• **Data extract**:
◇ ◇ ◇

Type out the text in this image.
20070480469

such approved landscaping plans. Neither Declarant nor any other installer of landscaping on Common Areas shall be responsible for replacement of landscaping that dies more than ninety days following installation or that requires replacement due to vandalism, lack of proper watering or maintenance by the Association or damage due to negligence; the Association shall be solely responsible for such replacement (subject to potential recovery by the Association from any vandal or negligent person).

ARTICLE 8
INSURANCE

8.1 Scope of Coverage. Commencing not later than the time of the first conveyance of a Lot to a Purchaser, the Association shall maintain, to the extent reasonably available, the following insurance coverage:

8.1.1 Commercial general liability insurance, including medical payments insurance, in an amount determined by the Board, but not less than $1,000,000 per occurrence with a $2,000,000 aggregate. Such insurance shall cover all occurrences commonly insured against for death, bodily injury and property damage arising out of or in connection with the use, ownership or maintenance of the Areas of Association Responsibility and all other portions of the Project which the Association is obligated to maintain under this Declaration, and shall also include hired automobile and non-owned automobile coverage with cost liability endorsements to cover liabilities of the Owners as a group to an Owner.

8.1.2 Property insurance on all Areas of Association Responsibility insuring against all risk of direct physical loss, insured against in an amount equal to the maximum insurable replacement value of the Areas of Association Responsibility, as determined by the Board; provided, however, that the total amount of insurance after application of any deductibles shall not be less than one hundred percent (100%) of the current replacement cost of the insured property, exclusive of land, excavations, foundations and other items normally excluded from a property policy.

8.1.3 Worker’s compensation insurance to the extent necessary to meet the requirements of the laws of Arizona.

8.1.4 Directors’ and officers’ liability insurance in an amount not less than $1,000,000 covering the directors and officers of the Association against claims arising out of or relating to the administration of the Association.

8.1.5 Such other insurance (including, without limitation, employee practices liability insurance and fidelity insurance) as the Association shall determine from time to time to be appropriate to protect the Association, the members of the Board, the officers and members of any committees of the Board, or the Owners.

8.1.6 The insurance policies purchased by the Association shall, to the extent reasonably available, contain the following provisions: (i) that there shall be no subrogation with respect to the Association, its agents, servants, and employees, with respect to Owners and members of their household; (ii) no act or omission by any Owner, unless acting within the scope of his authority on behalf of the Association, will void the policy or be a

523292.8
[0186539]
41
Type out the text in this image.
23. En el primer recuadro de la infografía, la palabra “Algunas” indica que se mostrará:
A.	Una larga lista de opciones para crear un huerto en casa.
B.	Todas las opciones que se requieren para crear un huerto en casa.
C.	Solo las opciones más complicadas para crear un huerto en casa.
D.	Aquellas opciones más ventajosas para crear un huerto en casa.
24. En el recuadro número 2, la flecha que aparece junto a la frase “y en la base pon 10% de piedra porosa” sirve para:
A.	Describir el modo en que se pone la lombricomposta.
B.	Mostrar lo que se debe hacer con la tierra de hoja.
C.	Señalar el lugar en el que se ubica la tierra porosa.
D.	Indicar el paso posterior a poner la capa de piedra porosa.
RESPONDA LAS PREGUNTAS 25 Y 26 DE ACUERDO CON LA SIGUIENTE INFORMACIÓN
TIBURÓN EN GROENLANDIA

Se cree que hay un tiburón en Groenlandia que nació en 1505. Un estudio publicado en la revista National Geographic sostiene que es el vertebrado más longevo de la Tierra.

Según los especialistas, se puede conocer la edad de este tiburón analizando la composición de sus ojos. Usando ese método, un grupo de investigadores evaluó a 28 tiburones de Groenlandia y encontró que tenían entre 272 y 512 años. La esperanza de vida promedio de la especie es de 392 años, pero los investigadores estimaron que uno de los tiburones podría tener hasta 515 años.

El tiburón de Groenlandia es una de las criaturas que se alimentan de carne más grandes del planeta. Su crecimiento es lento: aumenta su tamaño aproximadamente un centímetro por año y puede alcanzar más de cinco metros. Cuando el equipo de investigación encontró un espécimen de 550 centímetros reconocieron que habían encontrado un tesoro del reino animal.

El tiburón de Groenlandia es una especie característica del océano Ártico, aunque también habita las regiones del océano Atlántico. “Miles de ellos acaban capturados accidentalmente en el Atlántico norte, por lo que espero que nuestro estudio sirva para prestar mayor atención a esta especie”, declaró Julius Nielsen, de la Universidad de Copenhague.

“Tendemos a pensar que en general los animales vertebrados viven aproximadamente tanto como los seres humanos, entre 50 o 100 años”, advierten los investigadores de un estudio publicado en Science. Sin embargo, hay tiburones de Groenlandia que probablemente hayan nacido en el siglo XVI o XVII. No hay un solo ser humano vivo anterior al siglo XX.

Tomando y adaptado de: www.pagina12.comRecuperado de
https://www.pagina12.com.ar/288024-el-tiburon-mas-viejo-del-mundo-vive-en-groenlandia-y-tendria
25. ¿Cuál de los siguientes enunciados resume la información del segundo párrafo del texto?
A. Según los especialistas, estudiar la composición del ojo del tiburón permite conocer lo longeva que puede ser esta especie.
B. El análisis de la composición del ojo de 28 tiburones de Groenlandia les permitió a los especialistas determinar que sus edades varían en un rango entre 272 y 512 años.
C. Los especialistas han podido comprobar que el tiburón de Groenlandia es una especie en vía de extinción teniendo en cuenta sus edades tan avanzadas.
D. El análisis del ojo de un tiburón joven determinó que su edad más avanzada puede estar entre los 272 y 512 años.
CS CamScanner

◇ ◇ ◇

• **Requirement**:
Every record shown above should be written out again exactly.

• **Complete answer**:
Type out the text in this image.
20070480469

such approved landscaping plans. Neither Declarant nor any other installer of landscaping on Common Areas shall be responsible for replacement of landscaping that dies more than ninety days following installation or that requires replacement due to vandalism, lack of proper watering or maintenance by the Association or damage due to negligence; the Association shall be solely responsible for such replacement (subject to potential recovery by the Association from any vandal or negligent person).

ARTICLE 8
INSURANCE

8.1 Scope of Coverage. Commencing not later than the time of the first conveyance of a Lot to a Purchaser, the Association shall maintain, to the extent reasonably available, the following insurance coverage:

8.1.1 Commercial general liability insurance, including medical payments insurance, in an amount determined by the Board, but not less than $1,000,000 per occurrence with a $2,000,000 aggregate. Such insurance shall cover all occurrences commonly insured against for death, bodily injury and property damage arising out of or in connection with the use, ownership or maintenance of the Areas of Association Responsibility and all other portions of the Project which the Association is obligated to maintain under this Declaration, and shall also include hired automobile and non-owned automobile coverage with cost liability endorsements to cover liabilities of the Owners as a group to an Owner.

8.1.2 Property insurance on all Areas of Association Responsibility insuring against all risk of direct physical loss, insured against in an amount equal to the maximum insurable replacement value of the Areas of Association Responsibility, as determined by the Board; provided, however, that the total amount of insurance after application of any deductibles shall not be less than one hundred percent (100%) of the current replacement cost of the insured property, exclusive of land, excavations, foundations and other items normally excluded from a property policy.

8.1.3 Worker’s compensation insurance to the extent necessary to meet the requirements of the laws of Arizona.

8.1.4 Directors’ and officers’ liability insurance in an amount not less than $1,000,000 covering the directors and officers of the Association against claims arising out of or relating to the administration of the Association.

8.1.5 Such other insurance (including, without limitation, employee practices liability insurance and fidelity insurance) as the Association shall determine from time to time to be appropriate to protect the Association, the members of the Board, the officers and members of any committees of the Board, or the Owners.

8.1.6 The insurance policies purchased by the Association shall, to the extent reasonably available, contain the following provisions: (i) that there shall be no subrogation with respect to the Association, its agents, servants, and employees, with respect to Owners and members of their household; (ii) no act or omission by any Owner, unless acting within the scope of his authority on behalf of the Association, will void the policy or be a

523292.8
[0186539]
41
Type out the text in this image.
23. En el primer recuadro de la infografía, la palabra “Algunas” indica que se mostrará:
A.	Una larga lista de opciones para crear un huerto en casa.
B.	Todas las opciones que se requieren para crear un huerto en casa.
C.	Solo las opciones más complicadas para crear un huerto en casa.
D.	Aquellas opciones más ventajosas para crear un huerto en casa.
24. En el recuadro número 2, la flecha que aparece junto a la frase “y en la base pon 10% de piedra porosa” sirve para:
A.	Describir el modo en que se pone la lombricomposta.
B.	Mostrar lo que se debe hacer con la tierra de hoja.
C.	Señalar el lugar en el que se ubica la tierra porosa.
D.	Indicar el paso posterior a poner la capa de piedra porosa.
RESPONDA LAS PREGUNTAS 25 Y 26 DE ACUERDO CON LA SIGUIENTE INFORMACIÓN
TIBURÓN EN GROENLANDIA

Se cree que hay un tiburón en Groenlandia que nació en 1505. Un estudio publicado en la revista National Geographic sostiene que es el vertebrado más longevo de la Tierra.

Según los especialistas, se puede conocer la edad de este tiburón analizando la composición de sus ojos. Usando ese método, un grupo de investigadores evaluó a 28 tiburones de Groenlandia y encontró que tenían entre 272 y 512 años. La esperanza de vida promedio de la especie es de 392 años, pero los investigadores estimaron que uno de los tiburones podría tener hasta 515 años.

El tiburón de Groenlandia es una de las criaturas que se alimentan de carne más grandes del planeta. Su crecimiento es lento: aumenta su tamaño aproximadamente un centímetro por año y puede alcanzar más de cinco metros. Cuando el equipo de investigación encontró un espécimen de 550 centímetros reconocieron que habían encontrado un tesoro del reino animal.

El tiburón de Groenlandia es una especie característica del océano Ártico, aunque también habita las regiones del océano Atlántico. “Miles de ellos acaban capturados accidentalmente en el Atlántico norte, por lo que espero que nuestro estudio sirva para prestar mayor atención a esta especie”, declaró Julius Nielsen, de la Universidad de Copenhague.

“Tendemos a pensar que en general los animales vertebrados viven aproximadamente tanto como los seres humanos, entre 50 o 100 años”, advierten los investigadores de un estudio publicado en Science. Sin embargo, hay tiburones de Groenlandia que probablemente hayan nacido en el siglo XVI o XVII. No hay un solo ser humano vivo anterior al siglo XX.

Tomando y adaptado de: www.pagina12.comRecuperado de
https://www.pagina12.com.ar/288024-el-tiburon-mas-viejo-del-mundo-vive-en-groenlandia-y-tendria
25. ¿Cuál de los siguientes enunciados resume la información del segundo párrafo del texto?
A. Según los especialistas, estudiar la composición del ojo del tiburón permite conocer lo longeva que puede ser esta especie.
B. El análisis de la composición del ojo de 28 tiburones de Groenlandia les permitió a los especialistas determinar que sus edades varían en un rango entre 272 y 512 años.
C. Los especialistas han podido comprobar que el tiburón de Groenlandia es una especie en vía de extinción teniendo en cuenta sus edades tan avanzadas.
D. El análisis del ojo de un tiburón joven determinó que su edad más avanzada puede estar entre los 272 y 512 años.
CS CamScanner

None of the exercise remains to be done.